__TEXTE__
++++++++++++++++++++

De Dan Brown. 2006. S-F / Thriller technologique. Pas trop mauvais, mais pas de la grande littérature non plus.
Titre original : Digital Fortress (1998)
forteressedigitaleRésumé : « Lorsque le super-ordinateur de décryptage de la NSA ne parvient pas à déchiffrer un code, l’agence appelle à la rescousse sa cryptanalyste en chef, Susan Fletcher, une belle et brillante mathématicienne. Ce que va découvrir Susan ébranle tous les échelons du pouvoir : la NSA est prise en otage – non sous la menace d’une arme ou d’une bombe, mais par un système de cryptage inviolable qui, s’il était mis sur le marché, pulvériserait tout le renseignement américain ! Prise dans un tourbillon de secrets et de faux-semblants, Susan se bat pour sortir l’agence de ce piège. Trahie de tous côtés, il ne s’agit bientôt plus seulement pour elle, de défendre son pays mais de sauver sa propre vie, ainsi que celle de l’homme qu’elle aime.« 
Le premier roman de Dan Brown. En gros l’intrigue est assez simple, sans trop de choses entremêlées, mais l’auteur la tient bien jusqu’au bout, du coup. La plupart des rebondissements sont attendus, mais rigolos et pas trop mal gérés. Je plains un peu David qui s’en prend pas mal dans la tronche, parfois il n’est pas très doué mais on lui pardonne un peu, parce que ce n’est qu’un cryptologue. Avec le cadre technologique on dirait un peu du vieux Crichton, avec les questions éthiques se heurtant aux questions technologiques et sécuritaires. En ce sens, je le trouve plus intéressant que Da Vinci Code. Et terriblement d’actualité. http://www.bbc.co.uk/news/world-europe-23023576
En effet, une fois de plus, Dan Brown nous montre à quel point les cryptologues sont des gens qui vivent dans un monde « tour d’ivoire », beaucoup trop complexe pour arriver à gérer la vie de tous les jours dès qu’elle déborde de trop, les petites aventures, etc. J’aime lire du Dan Brown en particulier pour ça : me moquer des personnages qui n’arrêtent pas de se retrouver dans des situations idiotes et ont plutôt du mal à s’en sortir.

++++++++++++++++++++

(Données de segmentation de page)

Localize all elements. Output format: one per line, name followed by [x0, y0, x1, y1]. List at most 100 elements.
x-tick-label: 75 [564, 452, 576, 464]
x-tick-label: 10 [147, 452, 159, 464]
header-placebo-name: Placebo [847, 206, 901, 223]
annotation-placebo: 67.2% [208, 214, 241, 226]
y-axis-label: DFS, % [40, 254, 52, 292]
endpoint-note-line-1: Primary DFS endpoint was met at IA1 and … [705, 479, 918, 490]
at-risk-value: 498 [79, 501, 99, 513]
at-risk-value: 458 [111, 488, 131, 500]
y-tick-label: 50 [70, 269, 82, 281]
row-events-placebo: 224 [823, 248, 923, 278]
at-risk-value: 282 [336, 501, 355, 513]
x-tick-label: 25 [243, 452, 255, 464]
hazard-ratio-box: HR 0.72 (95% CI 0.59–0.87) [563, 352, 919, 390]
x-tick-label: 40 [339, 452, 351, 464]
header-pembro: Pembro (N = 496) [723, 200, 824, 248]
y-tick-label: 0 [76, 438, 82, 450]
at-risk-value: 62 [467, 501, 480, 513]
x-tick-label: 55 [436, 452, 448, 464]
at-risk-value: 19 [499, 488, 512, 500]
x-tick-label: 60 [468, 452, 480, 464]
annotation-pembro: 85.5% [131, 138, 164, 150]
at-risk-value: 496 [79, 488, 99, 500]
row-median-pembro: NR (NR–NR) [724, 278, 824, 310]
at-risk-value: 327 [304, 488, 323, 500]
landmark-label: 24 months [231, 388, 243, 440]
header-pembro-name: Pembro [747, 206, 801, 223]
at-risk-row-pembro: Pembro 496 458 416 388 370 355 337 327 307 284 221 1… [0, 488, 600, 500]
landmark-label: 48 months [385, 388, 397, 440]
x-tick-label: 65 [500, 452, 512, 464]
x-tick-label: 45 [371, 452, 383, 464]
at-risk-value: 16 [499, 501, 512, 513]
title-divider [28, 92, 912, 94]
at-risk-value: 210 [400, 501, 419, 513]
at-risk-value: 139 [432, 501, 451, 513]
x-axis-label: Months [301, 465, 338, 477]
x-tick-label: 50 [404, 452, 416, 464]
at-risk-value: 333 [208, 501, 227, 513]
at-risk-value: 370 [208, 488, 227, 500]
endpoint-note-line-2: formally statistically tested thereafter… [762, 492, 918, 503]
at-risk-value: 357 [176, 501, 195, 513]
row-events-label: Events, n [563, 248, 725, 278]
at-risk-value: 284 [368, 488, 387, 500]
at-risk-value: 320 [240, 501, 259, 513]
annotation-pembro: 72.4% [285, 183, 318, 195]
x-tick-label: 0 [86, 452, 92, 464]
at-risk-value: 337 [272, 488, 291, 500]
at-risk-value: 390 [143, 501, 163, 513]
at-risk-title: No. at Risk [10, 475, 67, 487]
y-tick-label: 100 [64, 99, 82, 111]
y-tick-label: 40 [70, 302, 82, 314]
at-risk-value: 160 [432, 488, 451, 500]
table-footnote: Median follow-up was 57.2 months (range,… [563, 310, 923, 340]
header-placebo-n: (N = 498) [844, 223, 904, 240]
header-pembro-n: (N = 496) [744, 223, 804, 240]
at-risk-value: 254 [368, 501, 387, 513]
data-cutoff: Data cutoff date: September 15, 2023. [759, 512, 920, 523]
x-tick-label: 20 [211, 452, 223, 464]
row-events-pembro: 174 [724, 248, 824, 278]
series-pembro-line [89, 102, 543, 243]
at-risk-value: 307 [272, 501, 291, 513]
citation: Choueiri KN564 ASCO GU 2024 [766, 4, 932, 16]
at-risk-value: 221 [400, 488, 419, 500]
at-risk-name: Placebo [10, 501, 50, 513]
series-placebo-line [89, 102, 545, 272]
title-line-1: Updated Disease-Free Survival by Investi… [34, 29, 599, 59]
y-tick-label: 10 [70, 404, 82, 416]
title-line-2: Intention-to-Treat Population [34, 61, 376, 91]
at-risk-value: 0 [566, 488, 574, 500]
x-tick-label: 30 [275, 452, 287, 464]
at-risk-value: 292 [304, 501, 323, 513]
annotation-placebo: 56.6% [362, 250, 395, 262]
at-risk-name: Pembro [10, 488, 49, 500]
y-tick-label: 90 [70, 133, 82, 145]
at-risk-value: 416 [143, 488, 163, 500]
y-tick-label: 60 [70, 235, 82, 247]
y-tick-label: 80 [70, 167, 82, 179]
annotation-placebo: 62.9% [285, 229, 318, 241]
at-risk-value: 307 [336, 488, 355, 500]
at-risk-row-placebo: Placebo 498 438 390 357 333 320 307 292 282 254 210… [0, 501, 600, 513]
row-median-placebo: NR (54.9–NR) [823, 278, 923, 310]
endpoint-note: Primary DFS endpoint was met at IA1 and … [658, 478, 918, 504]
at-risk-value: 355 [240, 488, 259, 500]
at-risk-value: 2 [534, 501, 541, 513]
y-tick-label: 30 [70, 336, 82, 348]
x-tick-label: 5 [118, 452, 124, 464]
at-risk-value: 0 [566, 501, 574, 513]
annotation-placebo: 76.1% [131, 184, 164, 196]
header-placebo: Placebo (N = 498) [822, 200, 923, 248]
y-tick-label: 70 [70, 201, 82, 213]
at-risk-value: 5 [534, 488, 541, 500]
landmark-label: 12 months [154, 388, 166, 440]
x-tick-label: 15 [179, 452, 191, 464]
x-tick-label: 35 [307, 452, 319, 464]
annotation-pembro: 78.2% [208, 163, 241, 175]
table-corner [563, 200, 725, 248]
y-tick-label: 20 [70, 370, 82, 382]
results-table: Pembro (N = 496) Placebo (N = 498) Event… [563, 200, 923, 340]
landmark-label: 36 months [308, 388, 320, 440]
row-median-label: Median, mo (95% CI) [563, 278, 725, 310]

++++++++++++++++++++

__LISTE DES CONSIGNES__
A. Citez la critique de Forteresse digitale en commençant à « De Dan Brown. 2006. » et en terminant à « Digital Fortress (1998) ».
B. Rédigez la suite de la critique de Forteresse digitale, à partir de sa dernière phrase.

__RÉPONSES PAR CONSIGNE__
A.
De Dan Brown. 2006. S-F / Thriller technologique. Pas trop mauvais, mais pas de la grande littérature non plus.
Titre original : Digital Fortress (1998)

B.
Et puis il y a toute le paradoxe des cryptogrammes. Je crois que Dan Brown essaie en même temps d’entrer suffisamment dans les détails pour attirer le lecteur, mais pas trop, pour ne pas le perdre, et en même temps en ce qui concerne la résolution d’énigmes, si ça se passait trop vite il n’y aurait pas autant de suspense, non ? Du coup en plus des scènes à la James Bond ratées, – parce que pas de James Bond mais seulement des cryptologues pas doués – on a aussi l’incroyable temps de suspense dû à la Résolution de l’Enigme, qui n’est pas forcément tellement plus poussée que les choses qu’on trouve dans Mickey Parade, mais que les pros vont mettre des pages et des pages à craquer, toujours je pense pour que le lecteur puisse participer, ce qui ne serait probablement pas le cas si c’était des énigmes haut de gamme, tout en maintenant un certain suspense. Bref. Le plus magnifique exemple, je l’ai trouvé dans Anges et Démons, que j’ai commencé il y a longtemps mais pas terminé encore, avec une écriture à l’envers (genre miroir) : deux pages de « je ne connais pas cette écriture », « quel code avancé, on n’y comprend rien », etc. Très drôle. Ici, on en a une un peu plus complexe, mais quand même. Avec un peu de culture générale et/ou un bac scientifique et/ou un intérêt pour la physique c’est gérable (j’avais mon idée 2 min après avoir lu le truc), mais eux vont mettre 14 pages, et chercher bien trop loin, avant de trouver la réponse qui n’est pas si compliquée.
Toujours un bon moment de rigolade. Encore une lecture de vacances.